↓↓↓

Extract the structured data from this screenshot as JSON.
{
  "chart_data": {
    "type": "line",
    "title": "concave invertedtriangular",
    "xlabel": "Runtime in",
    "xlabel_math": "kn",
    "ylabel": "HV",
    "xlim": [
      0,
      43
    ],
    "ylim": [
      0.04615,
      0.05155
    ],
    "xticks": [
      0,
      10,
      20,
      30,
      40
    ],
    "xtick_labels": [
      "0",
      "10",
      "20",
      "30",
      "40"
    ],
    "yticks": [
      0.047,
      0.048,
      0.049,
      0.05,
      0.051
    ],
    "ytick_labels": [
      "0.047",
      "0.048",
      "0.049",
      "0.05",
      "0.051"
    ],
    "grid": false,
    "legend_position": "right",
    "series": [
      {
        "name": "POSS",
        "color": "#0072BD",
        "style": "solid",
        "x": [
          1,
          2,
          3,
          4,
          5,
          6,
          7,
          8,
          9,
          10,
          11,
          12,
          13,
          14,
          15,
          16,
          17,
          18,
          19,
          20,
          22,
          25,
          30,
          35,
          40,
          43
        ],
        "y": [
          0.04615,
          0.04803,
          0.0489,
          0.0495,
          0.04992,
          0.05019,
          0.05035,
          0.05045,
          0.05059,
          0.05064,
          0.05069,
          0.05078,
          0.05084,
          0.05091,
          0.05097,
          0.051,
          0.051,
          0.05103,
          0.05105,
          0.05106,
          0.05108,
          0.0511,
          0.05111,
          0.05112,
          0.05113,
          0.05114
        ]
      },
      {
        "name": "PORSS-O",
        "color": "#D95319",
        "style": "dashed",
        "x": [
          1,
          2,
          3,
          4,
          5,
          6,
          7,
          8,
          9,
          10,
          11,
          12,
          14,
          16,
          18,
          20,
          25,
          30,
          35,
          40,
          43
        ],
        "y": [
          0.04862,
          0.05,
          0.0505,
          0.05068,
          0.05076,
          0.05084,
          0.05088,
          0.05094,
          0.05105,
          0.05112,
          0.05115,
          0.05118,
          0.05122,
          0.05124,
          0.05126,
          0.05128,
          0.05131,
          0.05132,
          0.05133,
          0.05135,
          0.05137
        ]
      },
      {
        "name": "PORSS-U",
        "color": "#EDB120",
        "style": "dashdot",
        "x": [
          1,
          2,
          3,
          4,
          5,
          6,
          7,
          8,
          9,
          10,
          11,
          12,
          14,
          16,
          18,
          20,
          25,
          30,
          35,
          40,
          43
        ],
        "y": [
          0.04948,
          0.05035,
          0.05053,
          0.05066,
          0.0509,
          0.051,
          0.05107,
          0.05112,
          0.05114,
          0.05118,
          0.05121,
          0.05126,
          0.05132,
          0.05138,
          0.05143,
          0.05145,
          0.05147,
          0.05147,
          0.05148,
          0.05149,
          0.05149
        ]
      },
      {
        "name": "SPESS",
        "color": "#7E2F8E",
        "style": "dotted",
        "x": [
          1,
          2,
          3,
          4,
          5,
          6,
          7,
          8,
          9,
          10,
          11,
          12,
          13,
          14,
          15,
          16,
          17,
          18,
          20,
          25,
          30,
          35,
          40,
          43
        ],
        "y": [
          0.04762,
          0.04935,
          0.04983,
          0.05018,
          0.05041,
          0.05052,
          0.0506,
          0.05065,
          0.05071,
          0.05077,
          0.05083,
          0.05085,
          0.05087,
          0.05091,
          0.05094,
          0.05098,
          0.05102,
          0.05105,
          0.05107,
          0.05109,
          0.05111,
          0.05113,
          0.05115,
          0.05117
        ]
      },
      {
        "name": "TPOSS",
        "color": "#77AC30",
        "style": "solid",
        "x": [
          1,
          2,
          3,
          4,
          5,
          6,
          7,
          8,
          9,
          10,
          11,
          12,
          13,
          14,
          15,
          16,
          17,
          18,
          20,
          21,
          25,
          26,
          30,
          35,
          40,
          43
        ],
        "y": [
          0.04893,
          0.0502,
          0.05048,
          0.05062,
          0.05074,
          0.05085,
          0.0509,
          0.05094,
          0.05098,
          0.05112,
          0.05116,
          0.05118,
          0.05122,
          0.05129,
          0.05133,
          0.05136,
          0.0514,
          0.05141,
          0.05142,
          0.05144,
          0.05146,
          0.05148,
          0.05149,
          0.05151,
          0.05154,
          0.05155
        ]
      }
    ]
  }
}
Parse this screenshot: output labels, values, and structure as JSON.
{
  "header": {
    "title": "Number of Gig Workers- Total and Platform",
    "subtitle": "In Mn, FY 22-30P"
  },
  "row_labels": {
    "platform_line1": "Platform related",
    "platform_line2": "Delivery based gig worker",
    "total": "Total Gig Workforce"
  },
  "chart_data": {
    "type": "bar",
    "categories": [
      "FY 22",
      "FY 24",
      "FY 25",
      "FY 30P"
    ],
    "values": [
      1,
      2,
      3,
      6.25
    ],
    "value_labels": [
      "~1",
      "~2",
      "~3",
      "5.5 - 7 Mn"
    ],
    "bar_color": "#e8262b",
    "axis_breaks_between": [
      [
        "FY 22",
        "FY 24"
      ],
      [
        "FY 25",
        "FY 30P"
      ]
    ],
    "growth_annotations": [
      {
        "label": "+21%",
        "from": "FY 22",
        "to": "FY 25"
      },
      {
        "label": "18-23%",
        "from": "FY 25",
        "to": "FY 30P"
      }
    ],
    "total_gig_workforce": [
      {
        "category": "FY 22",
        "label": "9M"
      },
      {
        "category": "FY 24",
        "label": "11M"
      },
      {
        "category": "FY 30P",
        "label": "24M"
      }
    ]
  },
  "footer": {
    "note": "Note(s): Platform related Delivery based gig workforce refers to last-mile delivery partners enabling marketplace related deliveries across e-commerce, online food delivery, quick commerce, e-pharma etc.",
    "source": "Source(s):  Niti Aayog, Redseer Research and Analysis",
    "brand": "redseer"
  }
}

↑↑↑

**Work to do**
For the listing above, identify each line bearing "name".

**Finished exercise**
        "name": "POSS",
        "name": "PORSS-O",
        "name": "PORSS-U",
        "name": "SPESS",
        "name": "TPOSS",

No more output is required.